== Problem to solve ==
Your task is to copy every line of the entries that contains "которым".

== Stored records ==
=-=-=-=-=
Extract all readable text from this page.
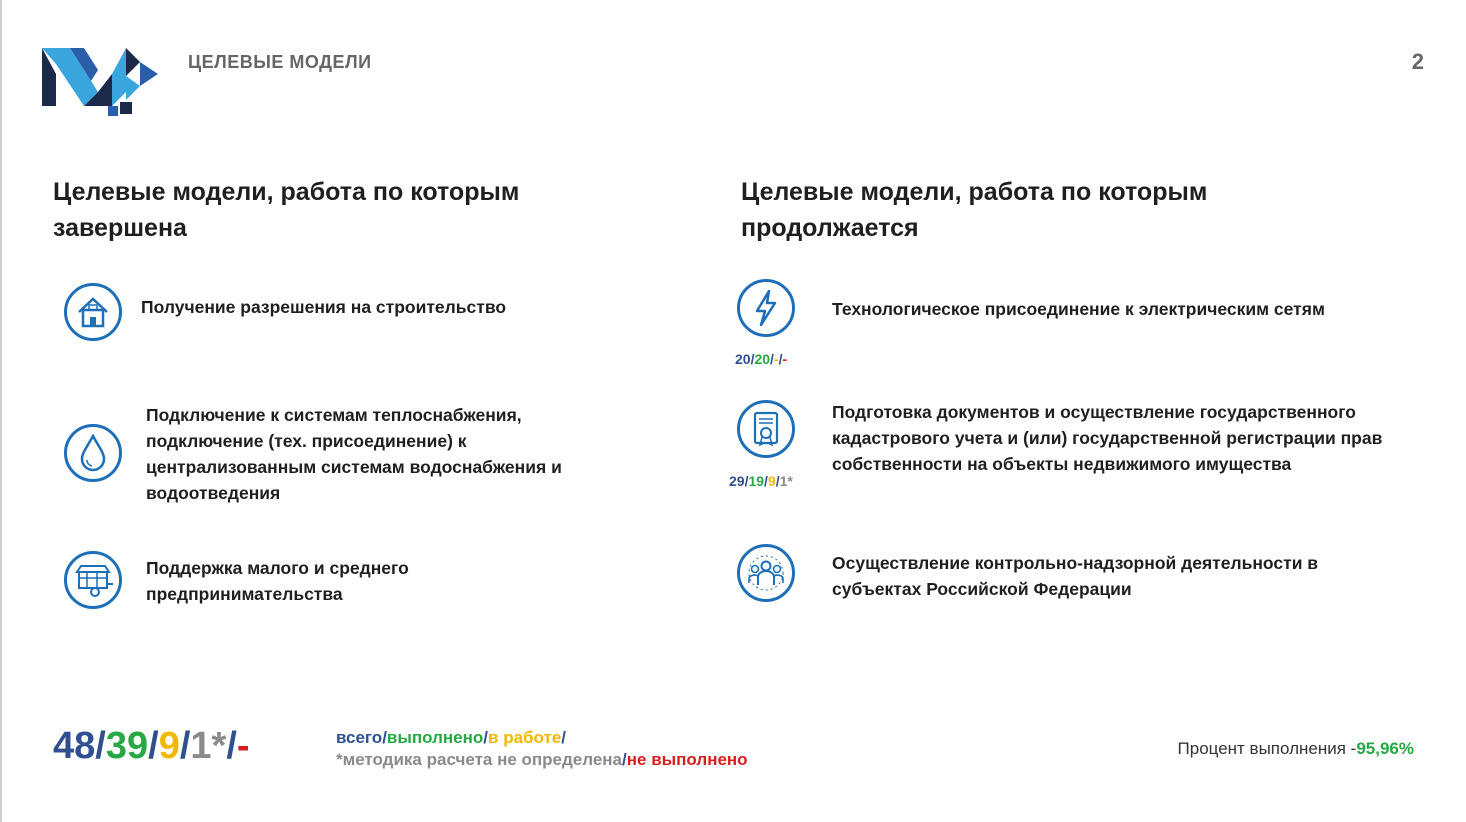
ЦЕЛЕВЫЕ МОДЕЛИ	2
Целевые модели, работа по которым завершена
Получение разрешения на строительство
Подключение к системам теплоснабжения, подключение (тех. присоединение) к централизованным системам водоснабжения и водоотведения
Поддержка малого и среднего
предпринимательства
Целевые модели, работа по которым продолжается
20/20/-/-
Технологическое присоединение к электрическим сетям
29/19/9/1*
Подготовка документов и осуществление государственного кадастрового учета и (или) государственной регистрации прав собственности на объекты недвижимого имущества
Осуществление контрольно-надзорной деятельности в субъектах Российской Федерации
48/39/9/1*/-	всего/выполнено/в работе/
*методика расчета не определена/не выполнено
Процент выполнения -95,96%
=-=-=-=-=
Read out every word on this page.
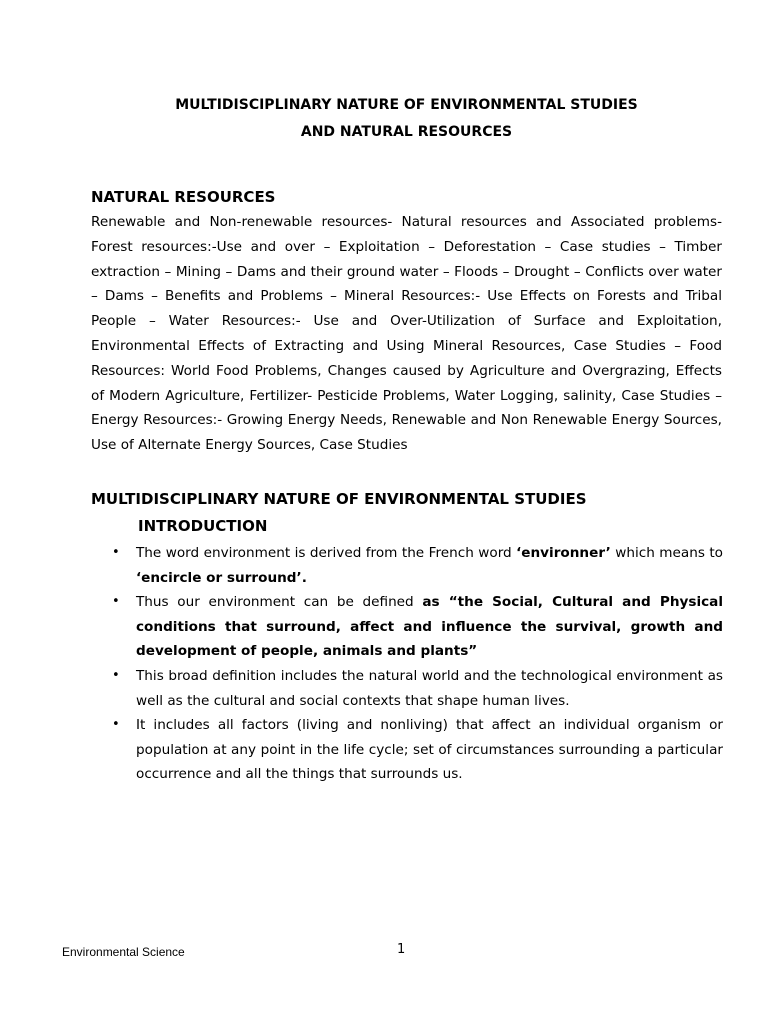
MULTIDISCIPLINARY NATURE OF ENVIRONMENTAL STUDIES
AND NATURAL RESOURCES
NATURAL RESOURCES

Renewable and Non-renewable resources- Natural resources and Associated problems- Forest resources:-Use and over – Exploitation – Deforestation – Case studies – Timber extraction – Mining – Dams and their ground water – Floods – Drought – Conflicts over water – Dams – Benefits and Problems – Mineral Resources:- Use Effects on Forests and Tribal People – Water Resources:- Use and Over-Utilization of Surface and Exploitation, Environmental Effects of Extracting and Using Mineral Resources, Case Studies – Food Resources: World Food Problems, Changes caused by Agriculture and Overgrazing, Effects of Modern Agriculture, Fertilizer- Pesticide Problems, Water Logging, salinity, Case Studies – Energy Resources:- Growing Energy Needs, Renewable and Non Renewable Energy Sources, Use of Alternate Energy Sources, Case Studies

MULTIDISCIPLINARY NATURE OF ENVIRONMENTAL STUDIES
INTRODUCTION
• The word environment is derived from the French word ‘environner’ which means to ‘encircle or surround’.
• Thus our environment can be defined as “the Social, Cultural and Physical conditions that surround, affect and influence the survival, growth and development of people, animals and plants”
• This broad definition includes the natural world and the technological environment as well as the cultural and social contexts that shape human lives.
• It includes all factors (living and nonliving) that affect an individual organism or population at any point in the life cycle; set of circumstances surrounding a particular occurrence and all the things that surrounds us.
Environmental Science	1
=-=-=-=-=
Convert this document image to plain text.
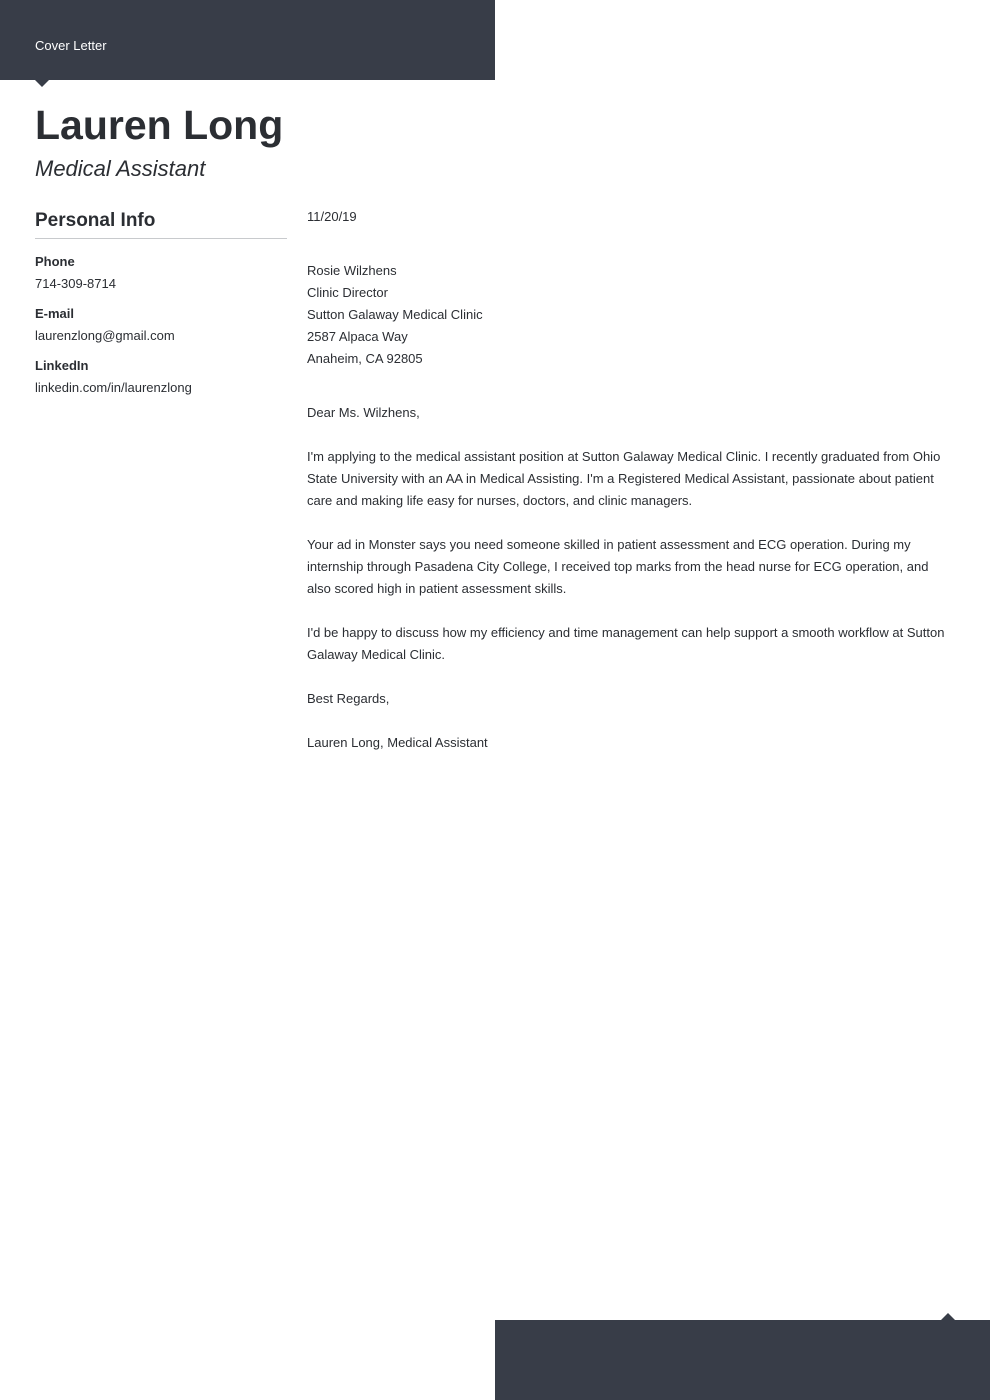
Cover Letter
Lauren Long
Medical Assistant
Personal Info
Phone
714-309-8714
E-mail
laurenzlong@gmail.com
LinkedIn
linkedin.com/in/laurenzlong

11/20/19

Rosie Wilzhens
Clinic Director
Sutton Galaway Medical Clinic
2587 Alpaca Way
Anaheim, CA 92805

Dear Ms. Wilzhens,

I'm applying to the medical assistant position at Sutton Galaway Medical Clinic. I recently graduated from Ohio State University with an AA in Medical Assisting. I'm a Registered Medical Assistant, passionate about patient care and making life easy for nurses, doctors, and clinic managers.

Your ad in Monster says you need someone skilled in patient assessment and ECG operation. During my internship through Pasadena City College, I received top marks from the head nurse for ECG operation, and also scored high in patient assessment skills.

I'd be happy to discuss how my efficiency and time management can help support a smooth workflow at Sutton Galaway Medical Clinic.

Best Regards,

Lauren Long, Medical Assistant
=-=-=-=-=
== Complete output ==
Целевые модели, работа по которым завершена
Целевые модели, работа по которым продолжается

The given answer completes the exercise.